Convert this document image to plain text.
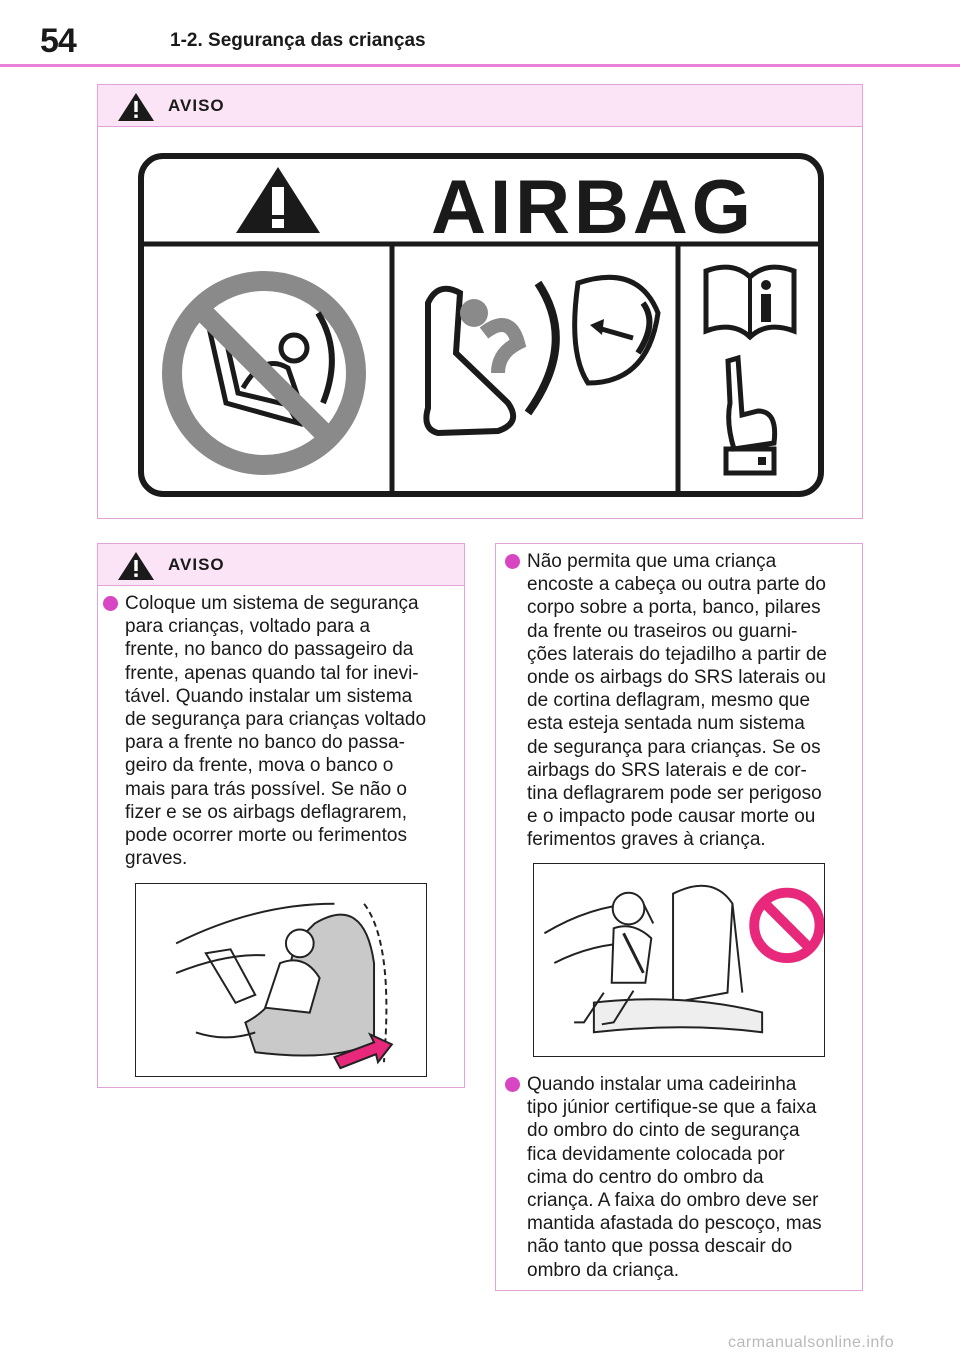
54	1-2. Segurança das crianças
AVISO
AIRBAG
AVISO
Coloque um sistema de segurança
para crianças, voltado para a
frente, no banco do passageiro da
frente, apenas quando tal for inevi-
tável. Quando instalar um sistema
de segurança para crianças voltado
para a frente no banco do passa-
geiro da frente, mova o banco o
mais para trás possível. Se não o
fizer e se os airbags deflagrarem,
pode ocorrer morte ou ferimentos
graves.
Não permita que uma criança
encoste a cabeça ou outra parte do
corpo sobre a porta, banco, pilares
da frente ou traseiros ou guarni-
ções laterais do tejadilho a partir de
onde os airbags do SRS laterais ou
de cortina deflagram, mesmo que
esta esteja sentada num sistema
de segurança para crianças. Se os
airbags do SRS laterais e de cor-
tina deflagrarem pode ser perigoso
e o impacto pode causar morte ou
ferimentos graves à criança.
Quando instalar uma cadeirinha
tipo júnior certifique-se que a faixa
do ombro do cinto de segurança
fica devidamente colocada por
cima do centro do ombro da
criança. A faixa do ombro deve ser
mantida afastada do pescoço, mas
não tanto que possa descair do
ombro da criança.
carmanualsonline.info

◆ **To do**
In the entries above, locate every line with the word "pode" and copy it.

◆ **Written solution**
pode ocorrer morte ou ferimentos
tina deflagrarem pode ser perigoso
e o impacto pode causar morte ou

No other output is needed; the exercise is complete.